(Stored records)
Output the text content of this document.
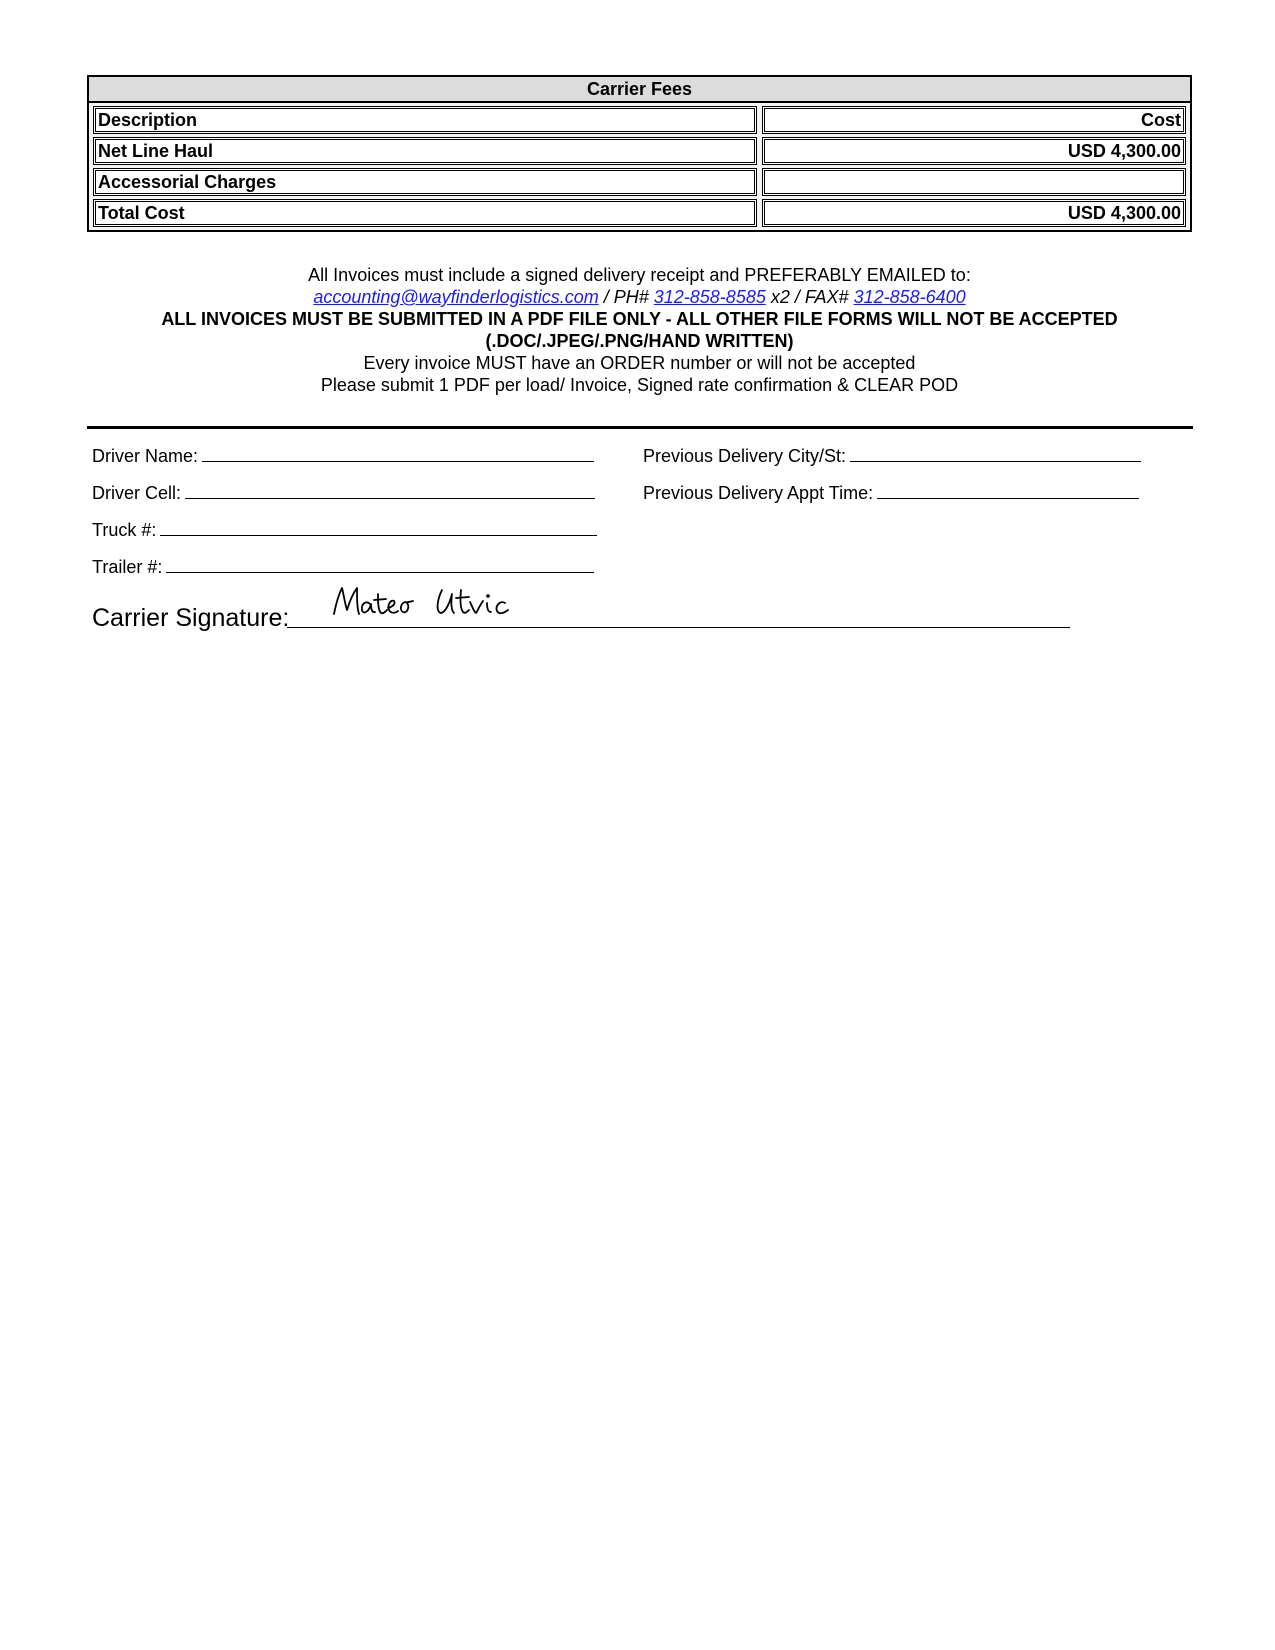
Carrier Fees
Description	Cost
Net Line Haul	USD 4,300.00
Accessorial Charges
Total Cost	USD 4,300.00
All Invoices must include a signed delivery receipt and PREFERABLY EMAILED to:
accounting@wayfinderlogistics.com / PH# 312-858-8585 x2 / FAX# 312-858-6400
ALL INVOICES MUST BE SUBMITTED IN A PDF FILE ONLY - ALL OTHER FILE FORMS WILL NOT BE ACCEPTED
(.DOC/.JPEG/.PNG/HAND WRITTEN)
Every invoice MUST have an ORDER number or will not be accepted
Please submit 1 PDF per load/ Invoice, Signed rate confirmation & CLEAR POD
Driver Name:
Driver Cell:
Truck #:
Trailer #:
Previous Delivery City/St:
Previous Delivery Appt Time:
Carrier Signature:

**Task goal:**
Transcribe each line above verbatim, with the pictures left out.

**Written answer:**
Output the text content of this document.
Carrier Fees
Description	Cost
Net Line Haul	USD 4,300.00
Accessorial Charges
Total Cost	USD 4,300.00
All Invoices must include a signed delivery receipt and PREFERABLY EMAILED to:
accounting@wayfinderlogistics.com / PH# 312-858-8585 x2 / FAX# 312-858-6400
ALL INVOICES MUST BE SUBMITTED IN A PDF FILE ONLY - ALL OTHER FILE FORMS WILL NOT BE ACCEPTED
(.DOC/.JPEG/.PNG/HAND WRITTEN)
Every invoice MUST have an ORDER number or will not be accepted
Please submit 1 PDF per load/ Invoice, Signed rate confirmation & CLEAR POD
Driver Name:
Driver Cell:
Truck #:
Trailer #:
Previous Delivery City/St:
Previous Delivery Appt Time:
Carrier Signature:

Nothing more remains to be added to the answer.